--- Start of DATASET CONTENT ---
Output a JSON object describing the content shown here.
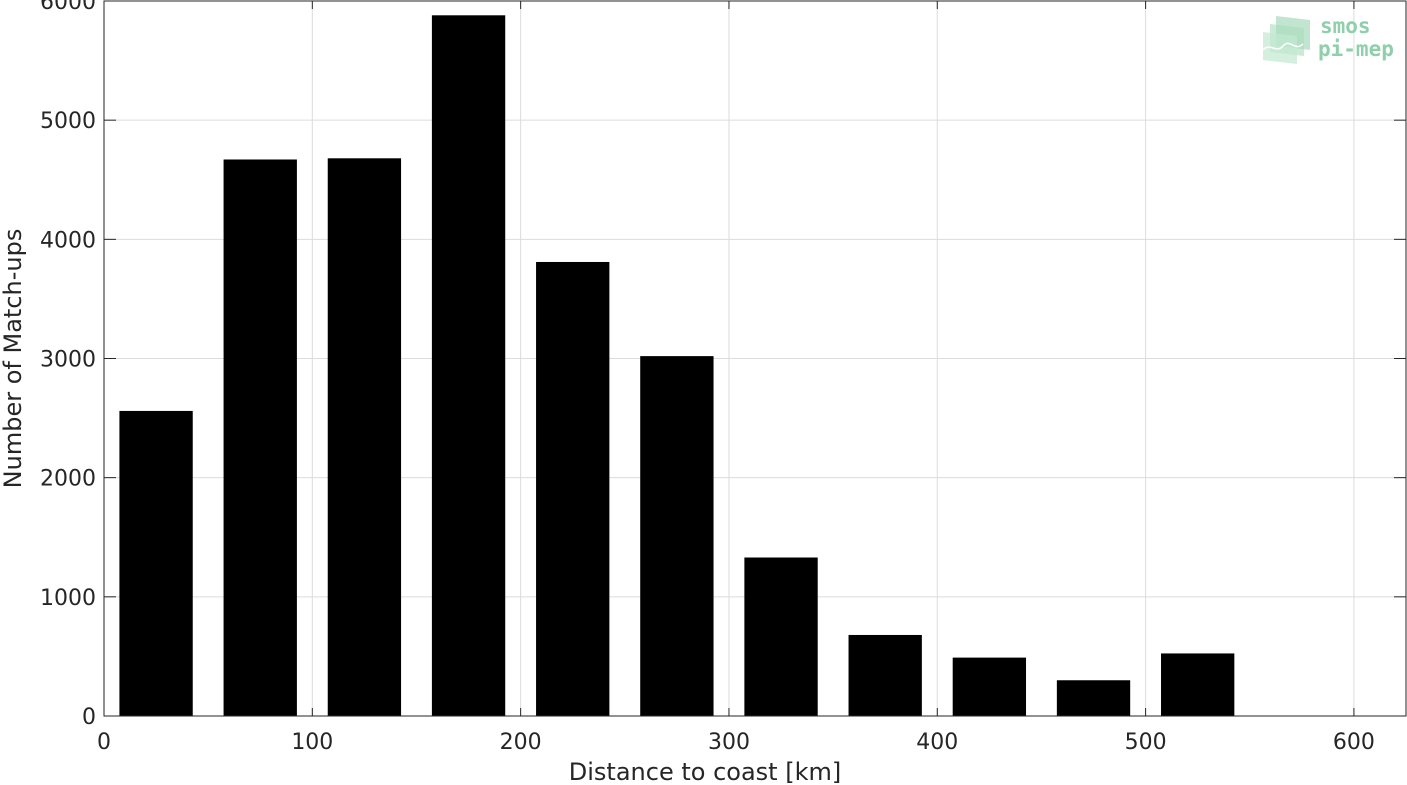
{
  "chart_data": {
    "type": "bar",
    "x": [
      25,
      75,
      125,
      175,
      225,
      275,
      325,
      375,
      425,
      475,
      525
    ],
    "values": [
      2560,
      4670,
      4680,
      5880,
      3810,
      3020,
      1330,
      680,
      490,
      300,
      525
    ],
    "bar_color": "#000000",
    "xlabel": "Distance to coast [km]",
    "ylabel": "Number of Match-ups",
    "xlim": [
      0,
      625
    ],
    "ylim": [
      0,
      6000
    ],
    "xticks": [
      0,
      100,
      200,
      300,
      400,
      500,
      600
    ],
    "yticks": [
      0,
      1000,
      2000,
      3000,
      4000,
      5000,
      6000
    ],
    "grid": true
  },
  "logo": {
    "line1": "smos",
    "line2": "pi-mep",
    "color": "#8fcfab"
  }
}
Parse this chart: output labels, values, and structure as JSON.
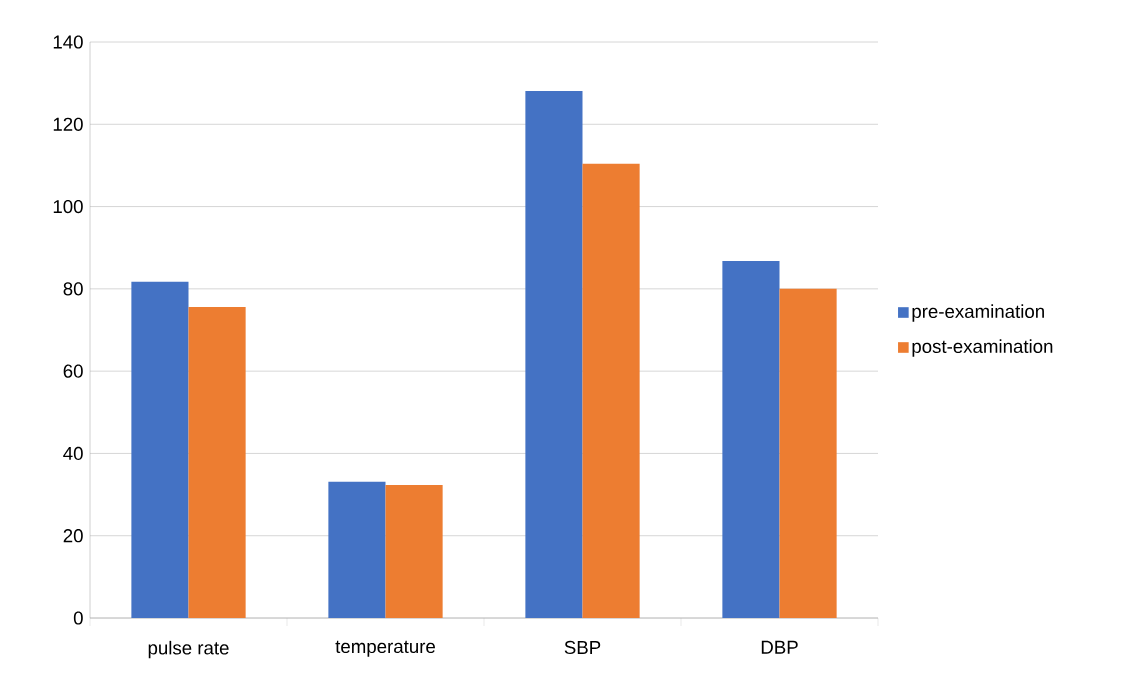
{
  "chart_data": {
    "type": "bar",
    "categories": [
      "pulse rate",
      "temperature",
      "SBP",
      "DBP"
    ],
    "series": [
      {
        "name": "pre-examination",
        "color": "#4472c4",
        "values": [
          81.7,
          33.1,
          128.1,
          86.8
        ]
      },
      {
        "name": "post-examination",
        "color": "#ed7d31",
        "values": [
          75.6,
          32.3,
          110.4,
          80.0
        ]
      }
    ],
    "ylim": [
      0,
      140
    ],
    "yticks": [
      0,
      20,
      40,
      60,
      80,
      100,
      120,
      140
    ],
    "grid": "y",
    "legend": "right"
  }
}
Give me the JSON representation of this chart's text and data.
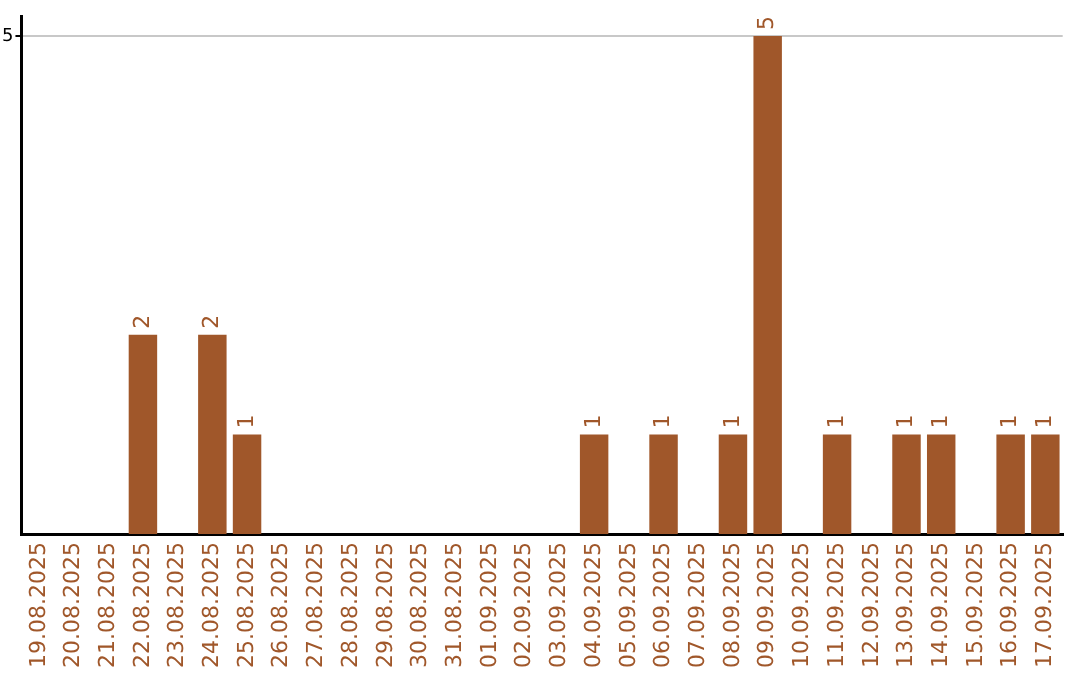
--- End of DATASET CONTENT ---
> AIM OF THE TASK
Drop the images and quote the entries word for word.

> WRITTEN SOLUTION
Output a JSON object describing the content shown here.
{
  "chart_data": {
    "type": "bar",
    "x": [
      25,
      75,
      125,
      175,
      225,
      275,
      325,
      375,
      425,
      475,
      525
    ],
    "values": [
      2560,
      4670,
      4680,
      5880,
      3810,
      3020,
      1330,
      680,
      490,
      300,
      525
    ],
    "bar_color": "#000000",
    "xlabel": "Distance to coast [km]",
    "ylabel": "Number of Match-ups",
    "xlim": [
      0,
      625
    ],
    "ylim": [
      0,
      6000
    ],
    "xticks": [
      0,
      100,
      200,
      300,
      400,
      500,
      600
    ],
    "yticks": [
      0,
      1000,
      2000,
      3000,
      4000,
      5000,
      6000
    ],
    "grid": true
  },
  "logo": {
    "line1": "smos",
    "line2": "pi-mep",
    "color": "#8fcfab"
  }
}
Parse this chart: output labels, values, and structure as JSON.
{
  "chart_data": {
    "type": "bar",
    "categories": [
      "pulse rate",
      "temperature",
      "SBP",
      "DBP"
    ],
    "series": [
      {
        "name": "pre-examination",
        "color": "#4472c4",
        "values": [
          81.7,
          33.1,
          128.1,
          86.8
        ]
      },
      {
        "name": "post-examination",
        "color": "#ed7d31",
        "values": [
          75.6,
          32.3,
          110.4,
          80.0
        ]
      }
    ],
    "ylim": [
      0,
      140
    ],
    "yticks": [
      0,
      20,
      40,
      60,
      80,
      100,
      120,
      140
    ],
    "grid": "y",
    "legend": "right"
  }
}
Give me the JSON representation of this chart's text and data.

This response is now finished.